### Data listing
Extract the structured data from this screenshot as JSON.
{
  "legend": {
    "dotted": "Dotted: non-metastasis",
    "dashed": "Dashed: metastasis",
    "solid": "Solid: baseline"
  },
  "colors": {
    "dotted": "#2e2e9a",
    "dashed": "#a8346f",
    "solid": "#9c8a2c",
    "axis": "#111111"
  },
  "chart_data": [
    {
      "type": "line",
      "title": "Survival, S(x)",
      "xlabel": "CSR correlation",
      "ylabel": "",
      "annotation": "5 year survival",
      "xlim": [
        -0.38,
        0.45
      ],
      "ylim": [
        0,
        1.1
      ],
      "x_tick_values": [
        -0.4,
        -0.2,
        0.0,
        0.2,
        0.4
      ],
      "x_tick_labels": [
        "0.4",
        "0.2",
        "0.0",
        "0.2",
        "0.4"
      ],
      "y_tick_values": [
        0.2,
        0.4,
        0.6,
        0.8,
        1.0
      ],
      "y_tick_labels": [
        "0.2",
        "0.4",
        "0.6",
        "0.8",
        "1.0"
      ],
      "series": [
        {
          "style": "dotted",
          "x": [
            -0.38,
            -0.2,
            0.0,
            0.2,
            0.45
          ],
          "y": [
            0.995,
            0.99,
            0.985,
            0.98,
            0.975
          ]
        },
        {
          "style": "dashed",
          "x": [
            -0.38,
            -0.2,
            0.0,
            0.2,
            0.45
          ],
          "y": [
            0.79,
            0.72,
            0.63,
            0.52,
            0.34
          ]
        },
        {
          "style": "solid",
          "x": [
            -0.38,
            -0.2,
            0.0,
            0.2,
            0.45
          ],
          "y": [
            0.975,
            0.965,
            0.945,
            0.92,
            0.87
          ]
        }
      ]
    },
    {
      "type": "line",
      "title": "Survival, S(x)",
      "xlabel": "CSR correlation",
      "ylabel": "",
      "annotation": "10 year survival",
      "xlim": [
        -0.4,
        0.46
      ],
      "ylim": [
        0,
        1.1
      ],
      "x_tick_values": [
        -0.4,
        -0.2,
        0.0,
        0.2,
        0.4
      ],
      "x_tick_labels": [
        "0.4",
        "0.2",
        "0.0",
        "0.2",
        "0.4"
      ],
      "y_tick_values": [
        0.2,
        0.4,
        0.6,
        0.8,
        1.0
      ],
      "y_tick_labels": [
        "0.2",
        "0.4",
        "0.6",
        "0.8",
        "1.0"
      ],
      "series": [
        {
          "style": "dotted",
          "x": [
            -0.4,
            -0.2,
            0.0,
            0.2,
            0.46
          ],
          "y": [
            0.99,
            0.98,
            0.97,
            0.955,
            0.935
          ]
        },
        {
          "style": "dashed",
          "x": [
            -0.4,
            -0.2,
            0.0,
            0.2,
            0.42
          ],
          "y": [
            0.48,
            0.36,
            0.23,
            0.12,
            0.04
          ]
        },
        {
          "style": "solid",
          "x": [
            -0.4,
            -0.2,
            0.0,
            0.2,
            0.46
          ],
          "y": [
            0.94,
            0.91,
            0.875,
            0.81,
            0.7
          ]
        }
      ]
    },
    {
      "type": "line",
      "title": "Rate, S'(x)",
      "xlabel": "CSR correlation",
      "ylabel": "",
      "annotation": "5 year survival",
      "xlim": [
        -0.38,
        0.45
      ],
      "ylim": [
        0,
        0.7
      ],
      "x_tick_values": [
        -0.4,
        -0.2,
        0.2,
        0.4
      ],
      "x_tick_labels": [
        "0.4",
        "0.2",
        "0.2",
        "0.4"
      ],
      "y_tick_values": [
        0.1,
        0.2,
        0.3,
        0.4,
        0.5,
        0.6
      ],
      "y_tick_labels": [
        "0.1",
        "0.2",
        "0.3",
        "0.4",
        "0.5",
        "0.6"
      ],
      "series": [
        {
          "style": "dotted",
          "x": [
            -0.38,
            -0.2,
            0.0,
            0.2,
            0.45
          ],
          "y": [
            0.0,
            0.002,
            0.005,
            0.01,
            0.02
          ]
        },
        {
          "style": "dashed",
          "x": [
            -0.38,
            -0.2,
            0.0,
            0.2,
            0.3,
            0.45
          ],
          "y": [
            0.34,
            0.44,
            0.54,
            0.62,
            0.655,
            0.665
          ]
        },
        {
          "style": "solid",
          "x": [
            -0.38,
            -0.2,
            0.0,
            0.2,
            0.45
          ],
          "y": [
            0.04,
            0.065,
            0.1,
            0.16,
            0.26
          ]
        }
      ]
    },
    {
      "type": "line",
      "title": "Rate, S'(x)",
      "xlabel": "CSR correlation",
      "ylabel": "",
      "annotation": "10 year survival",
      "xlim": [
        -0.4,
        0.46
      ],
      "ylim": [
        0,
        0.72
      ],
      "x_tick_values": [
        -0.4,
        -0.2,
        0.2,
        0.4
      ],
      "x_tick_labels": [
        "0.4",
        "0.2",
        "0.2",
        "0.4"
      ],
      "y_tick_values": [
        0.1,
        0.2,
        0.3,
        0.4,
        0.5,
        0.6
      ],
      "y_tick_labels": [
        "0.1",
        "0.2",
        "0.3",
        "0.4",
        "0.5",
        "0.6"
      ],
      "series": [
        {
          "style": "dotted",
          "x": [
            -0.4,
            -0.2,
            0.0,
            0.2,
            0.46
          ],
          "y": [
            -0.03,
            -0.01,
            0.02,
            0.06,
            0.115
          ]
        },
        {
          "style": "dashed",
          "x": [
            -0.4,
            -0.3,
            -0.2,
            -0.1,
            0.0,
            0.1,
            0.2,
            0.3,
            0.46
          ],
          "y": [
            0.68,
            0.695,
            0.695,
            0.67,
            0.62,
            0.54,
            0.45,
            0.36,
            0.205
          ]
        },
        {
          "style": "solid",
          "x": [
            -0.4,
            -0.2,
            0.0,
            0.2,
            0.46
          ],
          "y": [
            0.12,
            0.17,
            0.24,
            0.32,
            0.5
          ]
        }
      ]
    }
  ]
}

### Problem
Extract each line of the material exactly as it stands.

### Solution for this problem
Extract the structured data from this screenshot as JSON.
{
  "legend": {
    "dotted": "Dotted: non-metastasis",
    "dashed": "Dashed: metastasis",
    "solid": "Solid: baseline"
  },
  "colors": {
    "dotted": "#2e2e9a",
    "dashed": "#a8346f",
    "solid": "#9c8a2c",
    "axis": "#111111"
  },
  "chart_data": [
    {
      "type": "line",
      "title": "Survival, S(x)",
      "xlabel": "CSR correlation",
      "ylabel": "",
      "annotation": "5 year survival",
      "xlim": [
        -0.38,
        0.45
      ],
      "ylim": [
        0,
        1.1
      ],
      "x_tick_values": [
        -0.4,
        -0.2,
        0.0,
        0.2,
        0.4
      ],
      "x_tick_labels": [
        "0.4",
        "0.2",
        "0.0",
        "0.2",
        "0.4"
      ],
      "y_tick_values": [
        0.2,
        0.4,
        0.6,
        0.8,
        1.0
      ],
      "y_tick_labels": [
        "0.2",
        "0.4",
        "0.6",
        "0.8",
        "1.0"
      ],
      "series": [
        {
          "style": "dotted",
          "x": [
            -0.38,
            -0.2,
            0.0,
            0.2,
            0.45
          ],
          "y": [
            0.995,
            0.99,
            0.985,
            0.98,
            0.975
          ]
        },
        {
          "style": "dashed",
          "x": [
            -0.38,
            -0.2,
            0.0,
            0.2,
            0.45
          ],
          "y": [
            0.79,
            0.72,
            0.63,
            0.52,
            0.34
          ]
        },
        {
          "style": "solid",
          "x": [
            -0.38,
            -0.2,
            0.0,
            0.2,
            0.45
          ],
          "y": [
            0.975,
            0.965,
            0.945,
            0.92,
            0.87
          ]
        }
      ]
    },
    {
      "type": "line",
      "title": "Survival, S(x)",
      "xlabel": "CSR correlation",
      "ylabel": "",
      "annotation": "10 year survival",
      "xlim": [
        -0.4,
        0.46
      ],
      "ylim": [
        0,
        1.1
      ],
      "x_tick_values": [
        -0.4,
        -0.2,
        0.0,
        0.2,
        0.4
      ],
      "x_tick_labels": [
        "0.4",
        "0.2",
        "0.0",
        "0.2",
        "0.4"
      ],
      "y_tick_values": [
        0.2,
        0.4,
        0.6,
        0.8,
        1.0
      ],
      "y_tick_labels": [
        "0.2",
        "0.4",
        "0.6",
        "0.8",
        "1.0"
      ],
      "series": [
        {
          "style": "dotted",
          "x": [
            -0.4,
            -0.2,
            0.0,
            0.2,
            0.46
          ],
          "y": [
            0.99,
            0.98,
            0.97,
            0.955,
            0.935
          ]
        },
        {
          "style": "dashed",
          "x": [
            -0.4,
            -0.2,
            0.0,
            0.2,
            0.42
          ],
          "y": [
            0.48,
            0.36,
            0.23,
            0.12,
            0.04
          ]
        },
        {
          "style": "solid",
          "x": [
            -0.4,
            -0.2,
            0.0,
            0.2,
            0.46
          ],
          "y": [
            0.94,
            0.91,
            0.875,
            0.81,
            0.7
          ]
        }
      ]
    },
    {
      "type": "line",
      "title": "Rate, S'(x)",
      "xlabel": "CSR correlation",
      "ylabel": "",
      "annotation": "5 year survival",
      "xlim": [
        -0.38,
        0.45
      ],
      "ylim": [
        0,
        0.7
      ],
      "x_tick_values": [
        -0.4,
        -0.2,
        0.2,
        0.4
      ],
      "x_tick_labels": [
        "0.4",
        "0.2",
        "0.2",
        "0.4"
      ],
      "y_tick_values": [
        0.1,
        0.2,
        0.3,
        0.4,
        0.5,
        0.6
      ],
      "y_tick_labels": [
        "0.1",
        "0.2",
        "0.3",
        "0.4",
        "0.5",
        "0.6"
      ],
      "series": [
        {
          "style": "dotted",
          "x": [
            -0.38,
            -0.2,
            0.0,
            0.2,
            0.45
          ],
          "y": [
            0.0,
            0.002,
            0.005,
            0.01,
            0.02
          ]
        },
        {
          "style": "dashed",
          "x": [
            -0.38,
            -0.2,
            0.0,
            0.2,
            0.3,
            0.45
          ],
          "y": [
            0.34,
            0.44,
            0.54,
            0.62,
            0.655,
            0.665
          ]
        },
        {
          "style": "solid",
          "x": [
            -0.38,
            -0.2,
            0.0,
            0.2,
            0.45
          ],
          "y": [
            0.04,
            0.065,
            0.1,
            0.16,
            0.26
          ]
        }
      ]
    },
    {
      "type": "line",
      "title": "Rate, S'(x)",
      "xlabel": "CSR correlation",
      "ylabel": "",
      "annotation": "10 year survival",
      "xlim": [
        -0.4,
        0.46
      ],
      "ylim": [
        0,
        0.72
      ],
      "x_tick_values": [
        -0.4,
        -0.2,
        0.2,
        0.4
      ],
      "x_tick_labels": [
        "0.4",
        "0.2",
        "0.2",
        "0.4"
      ],
      "y_tick_values": [
        0.1,
        0.2,
        0.3,
        0.4,
        0.5,
        0.6
      ],
      "y_tick_labels": [
        "0.1",
        "0.2",
        "0.3",
        "0.4",
        "0.5",
        "0.6"
      ],
      "series": [
        {
          "style": "dotted",
          "x": [
            -0.4,
            -0.2,
            0.0,
            0.2,
            0.46
          ],
          "y": [
            -0.03,
            -0.01,
            0.02,
            0.06,
            0.115
          ]
        },
        {
          "style": "dashed",
          "x": [
            -0.4,
            -0.3,
            -0.2,
            -0.1,
            0.0,
            0.1,
            0.2,
            0.3,
            0.46
          ],
          "y": [
            0.68,
            0.695,
            0.695,
            0.67,
            0.62,
            0.54,
            0.45,
            0.36,
            0.205
          ]
        },
        {
          "style": "solid",
          "x": [
            -0.4,
            -0.2,
            0.0,
            0.2,
            0.46
          ],
          "y": [
            0.12,
            0.17,
            0.24,
            0.32,
            0.5
          ]
        }
      ]
    }
  ]
}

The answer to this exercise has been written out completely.